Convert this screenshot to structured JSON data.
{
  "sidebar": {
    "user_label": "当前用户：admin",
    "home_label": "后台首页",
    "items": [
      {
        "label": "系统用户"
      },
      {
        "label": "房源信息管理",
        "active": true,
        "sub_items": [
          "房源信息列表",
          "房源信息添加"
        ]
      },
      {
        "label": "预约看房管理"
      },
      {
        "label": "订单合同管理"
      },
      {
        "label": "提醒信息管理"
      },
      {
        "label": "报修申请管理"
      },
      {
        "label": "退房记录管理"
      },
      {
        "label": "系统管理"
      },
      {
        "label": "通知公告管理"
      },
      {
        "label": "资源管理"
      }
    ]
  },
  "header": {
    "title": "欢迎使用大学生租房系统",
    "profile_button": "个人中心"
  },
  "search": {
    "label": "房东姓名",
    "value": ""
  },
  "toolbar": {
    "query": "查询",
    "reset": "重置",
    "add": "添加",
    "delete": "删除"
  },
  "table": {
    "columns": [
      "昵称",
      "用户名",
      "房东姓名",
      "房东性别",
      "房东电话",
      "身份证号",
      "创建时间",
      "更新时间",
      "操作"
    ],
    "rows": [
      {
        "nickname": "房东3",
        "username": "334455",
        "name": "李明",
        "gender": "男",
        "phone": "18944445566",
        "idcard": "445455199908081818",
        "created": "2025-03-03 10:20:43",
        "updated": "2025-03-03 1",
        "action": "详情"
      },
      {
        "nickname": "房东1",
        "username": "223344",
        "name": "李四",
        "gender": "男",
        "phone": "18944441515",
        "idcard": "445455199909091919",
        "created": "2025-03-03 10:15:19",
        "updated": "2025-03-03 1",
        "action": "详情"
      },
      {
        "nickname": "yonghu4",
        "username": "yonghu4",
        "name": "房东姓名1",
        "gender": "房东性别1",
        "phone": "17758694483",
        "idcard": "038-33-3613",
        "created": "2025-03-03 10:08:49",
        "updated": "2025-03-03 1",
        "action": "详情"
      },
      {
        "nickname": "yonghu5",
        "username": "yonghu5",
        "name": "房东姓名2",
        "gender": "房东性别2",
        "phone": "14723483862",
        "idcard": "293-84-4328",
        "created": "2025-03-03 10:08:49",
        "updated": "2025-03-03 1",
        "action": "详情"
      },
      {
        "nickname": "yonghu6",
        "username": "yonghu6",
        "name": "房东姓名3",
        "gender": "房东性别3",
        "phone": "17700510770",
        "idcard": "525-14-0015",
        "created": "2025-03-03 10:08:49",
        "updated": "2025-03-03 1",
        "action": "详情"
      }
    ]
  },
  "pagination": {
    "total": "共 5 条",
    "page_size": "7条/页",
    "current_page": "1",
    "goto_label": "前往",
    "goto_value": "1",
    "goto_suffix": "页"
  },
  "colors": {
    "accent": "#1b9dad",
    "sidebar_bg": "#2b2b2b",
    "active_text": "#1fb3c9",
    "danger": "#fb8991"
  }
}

■ ■ ■ ■

Using the listing, collect all lines in which the string "idcard" is found.

        "idcard": "445455199908081818",
        "idcard": "445455199909091919",
        "idcard": "038-33-3613",
        "idcard": "293-84-4328",
        "idcard": "525-14-0015",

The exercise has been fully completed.